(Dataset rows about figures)
** begin **

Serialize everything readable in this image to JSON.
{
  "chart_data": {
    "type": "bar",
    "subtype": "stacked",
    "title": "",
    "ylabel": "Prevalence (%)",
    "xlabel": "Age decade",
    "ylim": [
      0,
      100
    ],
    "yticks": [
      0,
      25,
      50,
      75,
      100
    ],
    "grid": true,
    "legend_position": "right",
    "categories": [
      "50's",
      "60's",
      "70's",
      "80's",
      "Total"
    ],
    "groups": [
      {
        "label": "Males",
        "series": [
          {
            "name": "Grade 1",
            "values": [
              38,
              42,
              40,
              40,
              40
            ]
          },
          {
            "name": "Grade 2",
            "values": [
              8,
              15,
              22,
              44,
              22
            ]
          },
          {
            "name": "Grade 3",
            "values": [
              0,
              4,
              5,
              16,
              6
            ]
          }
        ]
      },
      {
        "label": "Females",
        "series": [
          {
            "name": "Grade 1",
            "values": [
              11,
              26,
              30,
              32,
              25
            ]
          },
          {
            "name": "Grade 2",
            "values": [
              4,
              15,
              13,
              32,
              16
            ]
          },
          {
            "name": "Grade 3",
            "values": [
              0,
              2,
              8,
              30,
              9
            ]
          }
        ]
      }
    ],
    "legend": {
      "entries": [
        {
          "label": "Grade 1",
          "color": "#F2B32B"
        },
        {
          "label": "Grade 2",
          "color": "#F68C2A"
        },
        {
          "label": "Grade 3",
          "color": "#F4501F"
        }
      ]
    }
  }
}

** end **

Requirement
Give the entries again in full, exactly as they are written.

Expected answer
Serialize everything readable in this image to JSON.
{
  "chart_data": {
    "type": "bar",
    "subtype": "stacked",
    "title": "",
    "ylabel": "Prevalence (%)",
    "xlabel": "Age decade",
    "ylim": [
      0,
      100
    ],
    "yticks": [
      0,
      25,
      50,
      75,
      100
    ],
    "grid": true,
    "legend_position": "right",
    "categories": [
      "50's",
      "60's",
      "70's",
      "80's",
      "Total"
    ],
    "groups": [
      {
        "label": "Males",
        "series": [
          {
            "name": "Grade 1",
            "values": [
              38,
              42,
              40,
              40,
              40
            ]
          },
          {
            "name": "Grade 2",
            "values": [
              8,
              15,
              22,
              44,
              22
            ]
          },
          {
            "name": "Grade 3",
            "values": [
              0,
              4,
              5,
              16,
              6
            ]
          }
        ]
      },
      {
        "label": "Females",
        "series": [
          {
            "name": "Grade 1",
            "values": [
              11,
              26,
              30,
              32,
              25
            ]
          },
          {
            "name": "Grade 2",
            "values": [
              4,
              15,
              13,
              32,
              16
            ]
          },
          {
            "name": "Grade 3",
            "values": [
              0,
              2,
              8,
              30,
              9
            ]
          }
        ]
      }
    ],
    "legend": {
      "entries": [
        {
          "label": "Grade 1",
          "color": "#F2B32B"
        },
        {
          "label": "Grade 2",
          "color": "#F68C2A"
        },
        {
          "label": "Grade 3",
          "color": "#F4501F"
        }
      ]
    }
  }
}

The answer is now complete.